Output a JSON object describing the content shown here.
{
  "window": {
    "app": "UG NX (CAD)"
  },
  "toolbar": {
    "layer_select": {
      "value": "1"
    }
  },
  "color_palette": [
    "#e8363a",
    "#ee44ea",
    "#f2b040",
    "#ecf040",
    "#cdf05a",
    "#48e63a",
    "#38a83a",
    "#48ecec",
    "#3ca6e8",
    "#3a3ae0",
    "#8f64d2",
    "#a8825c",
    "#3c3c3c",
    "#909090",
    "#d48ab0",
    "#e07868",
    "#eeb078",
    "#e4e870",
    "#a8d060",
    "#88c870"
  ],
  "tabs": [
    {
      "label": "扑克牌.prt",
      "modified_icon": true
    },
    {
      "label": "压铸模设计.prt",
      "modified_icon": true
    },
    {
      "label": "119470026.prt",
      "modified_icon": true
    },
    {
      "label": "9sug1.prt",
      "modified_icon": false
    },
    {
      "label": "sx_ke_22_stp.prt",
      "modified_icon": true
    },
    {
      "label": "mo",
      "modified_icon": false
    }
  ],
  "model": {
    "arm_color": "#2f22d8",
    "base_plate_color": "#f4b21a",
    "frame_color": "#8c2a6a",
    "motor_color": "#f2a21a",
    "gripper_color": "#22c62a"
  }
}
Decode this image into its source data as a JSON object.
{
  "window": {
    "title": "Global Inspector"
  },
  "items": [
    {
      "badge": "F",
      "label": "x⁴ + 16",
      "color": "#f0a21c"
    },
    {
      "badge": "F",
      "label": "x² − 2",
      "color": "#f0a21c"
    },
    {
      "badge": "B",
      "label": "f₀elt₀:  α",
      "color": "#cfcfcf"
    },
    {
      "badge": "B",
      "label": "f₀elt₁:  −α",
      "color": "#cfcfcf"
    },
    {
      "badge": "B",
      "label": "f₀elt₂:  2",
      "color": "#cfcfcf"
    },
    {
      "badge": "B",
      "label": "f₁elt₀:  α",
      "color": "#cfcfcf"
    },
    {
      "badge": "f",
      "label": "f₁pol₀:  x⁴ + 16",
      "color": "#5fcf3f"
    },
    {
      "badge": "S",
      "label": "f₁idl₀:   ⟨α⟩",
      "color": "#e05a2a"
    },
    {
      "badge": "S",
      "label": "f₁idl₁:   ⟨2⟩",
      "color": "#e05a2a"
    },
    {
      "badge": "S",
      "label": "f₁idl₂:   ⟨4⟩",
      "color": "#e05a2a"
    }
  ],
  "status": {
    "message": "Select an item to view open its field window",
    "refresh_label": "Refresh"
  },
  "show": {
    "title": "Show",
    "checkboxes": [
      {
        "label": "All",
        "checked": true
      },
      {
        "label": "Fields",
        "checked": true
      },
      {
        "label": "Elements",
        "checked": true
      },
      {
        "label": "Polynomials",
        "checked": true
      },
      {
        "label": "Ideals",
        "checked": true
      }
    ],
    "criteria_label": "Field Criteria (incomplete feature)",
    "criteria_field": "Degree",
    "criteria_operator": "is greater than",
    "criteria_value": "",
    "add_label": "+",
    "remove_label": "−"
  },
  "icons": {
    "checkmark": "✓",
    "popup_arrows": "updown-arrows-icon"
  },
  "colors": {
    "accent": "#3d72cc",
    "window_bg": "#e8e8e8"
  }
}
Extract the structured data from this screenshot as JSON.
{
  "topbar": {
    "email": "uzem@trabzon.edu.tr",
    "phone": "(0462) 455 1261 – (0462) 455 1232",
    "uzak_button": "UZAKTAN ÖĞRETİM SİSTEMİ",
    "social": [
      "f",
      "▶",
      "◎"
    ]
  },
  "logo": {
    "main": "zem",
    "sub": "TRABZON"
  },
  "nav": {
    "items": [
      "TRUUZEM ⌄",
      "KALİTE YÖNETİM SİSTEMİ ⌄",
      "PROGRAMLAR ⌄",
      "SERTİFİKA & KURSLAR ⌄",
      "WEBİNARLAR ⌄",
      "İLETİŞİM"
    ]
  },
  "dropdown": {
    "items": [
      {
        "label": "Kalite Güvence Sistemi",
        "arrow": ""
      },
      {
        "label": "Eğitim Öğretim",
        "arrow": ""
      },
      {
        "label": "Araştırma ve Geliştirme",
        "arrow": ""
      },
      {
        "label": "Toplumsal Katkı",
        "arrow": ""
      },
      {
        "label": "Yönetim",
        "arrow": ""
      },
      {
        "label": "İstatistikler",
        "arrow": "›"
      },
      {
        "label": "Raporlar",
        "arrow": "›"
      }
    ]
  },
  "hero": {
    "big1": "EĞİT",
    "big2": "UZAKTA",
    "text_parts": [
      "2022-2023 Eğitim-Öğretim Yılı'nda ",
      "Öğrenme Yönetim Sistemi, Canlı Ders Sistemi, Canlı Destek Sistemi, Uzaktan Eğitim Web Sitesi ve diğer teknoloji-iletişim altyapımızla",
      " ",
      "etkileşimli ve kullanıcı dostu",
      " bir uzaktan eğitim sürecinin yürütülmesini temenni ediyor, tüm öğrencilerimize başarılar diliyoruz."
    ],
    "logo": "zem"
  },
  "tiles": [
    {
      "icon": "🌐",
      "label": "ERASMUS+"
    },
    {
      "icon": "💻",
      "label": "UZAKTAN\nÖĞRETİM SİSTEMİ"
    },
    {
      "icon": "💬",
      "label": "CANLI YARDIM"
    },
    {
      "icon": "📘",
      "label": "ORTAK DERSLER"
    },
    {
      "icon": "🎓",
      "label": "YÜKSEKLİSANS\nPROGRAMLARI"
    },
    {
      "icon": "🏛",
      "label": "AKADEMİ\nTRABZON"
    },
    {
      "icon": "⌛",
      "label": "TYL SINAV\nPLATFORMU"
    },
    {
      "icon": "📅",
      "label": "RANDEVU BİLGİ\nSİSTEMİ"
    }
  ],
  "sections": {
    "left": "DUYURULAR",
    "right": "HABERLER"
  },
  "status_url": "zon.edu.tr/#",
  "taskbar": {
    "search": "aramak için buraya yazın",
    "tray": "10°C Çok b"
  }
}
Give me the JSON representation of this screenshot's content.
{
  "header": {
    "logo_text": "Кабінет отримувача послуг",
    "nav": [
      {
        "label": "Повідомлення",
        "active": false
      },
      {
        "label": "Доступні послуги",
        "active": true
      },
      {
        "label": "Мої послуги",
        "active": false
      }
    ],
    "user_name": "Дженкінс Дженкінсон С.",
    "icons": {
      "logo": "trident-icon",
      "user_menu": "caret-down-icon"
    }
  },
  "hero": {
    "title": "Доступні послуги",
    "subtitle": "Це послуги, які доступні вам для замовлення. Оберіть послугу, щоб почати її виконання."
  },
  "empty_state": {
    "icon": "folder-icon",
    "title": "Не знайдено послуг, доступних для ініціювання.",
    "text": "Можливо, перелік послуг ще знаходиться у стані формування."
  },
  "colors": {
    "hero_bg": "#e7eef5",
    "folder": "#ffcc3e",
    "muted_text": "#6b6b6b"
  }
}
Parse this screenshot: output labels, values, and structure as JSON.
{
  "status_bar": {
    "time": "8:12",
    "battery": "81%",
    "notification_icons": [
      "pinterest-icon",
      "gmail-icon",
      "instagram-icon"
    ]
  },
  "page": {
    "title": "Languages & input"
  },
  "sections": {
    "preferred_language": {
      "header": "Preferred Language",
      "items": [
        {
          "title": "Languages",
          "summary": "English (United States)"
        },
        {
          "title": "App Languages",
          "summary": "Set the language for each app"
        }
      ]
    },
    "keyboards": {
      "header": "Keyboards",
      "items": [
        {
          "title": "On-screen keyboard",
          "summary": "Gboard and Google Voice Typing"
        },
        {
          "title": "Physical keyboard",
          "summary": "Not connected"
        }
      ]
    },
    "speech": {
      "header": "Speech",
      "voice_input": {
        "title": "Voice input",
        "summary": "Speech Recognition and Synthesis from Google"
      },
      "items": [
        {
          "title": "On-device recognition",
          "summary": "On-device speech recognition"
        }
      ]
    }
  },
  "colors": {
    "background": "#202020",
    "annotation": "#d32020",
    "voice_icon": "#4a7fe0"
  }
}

_Exercise instructions_:
Lines from the one containing "Parse this screenshot: output" through the final line are to be given again verbatim, with nothing before or after.

_Exercise answer_:
Parse this screenshot: output labels, values, and structure as JSON.
{
  "status_bar": {
    "time": "8:12",
    "battery": "81%",
    "notification_icons": [
      "pinterest-icon",
      "gmail-icon",
      "instagram-icon"
    ]
  },
  "page": {
    "title": "Languages & input"
  },
  "sections": {
    "preferred_language": {
      "header": "Preferred Language",
      "items": [
        {
          "title": "Languages",
          "summary": "English (United States)"
        },
        {
          "title": "App Languages",
          "summary": "Set the language for each app"
        }
      ]
    },
    "keyboards": {
      "header": "Keyboards",
      "items": [
        {
          "title": "On-screen keyboard",
          "summary": "Gboard and Google Voice Typing"
        },
        {
          "title": "Physical keyboard",
          "summary": "Not connected"
        }
      ]
    },
    "speech": {
      "header": "Speech",
      "voice_input": {
        "title": "Voice input",
        "summary": "Speech Recognition and Synthesis from Google"
      },
      "items": [
        {
          "title": "On-device recognition",
          "summary": "On-device speech recognition"
        }
      ]
    }
  },
  "colors": {
    "background": "#202020",
    "annotation": "#d32020",
    "voice_icon": "#4a7fe0"
  }
}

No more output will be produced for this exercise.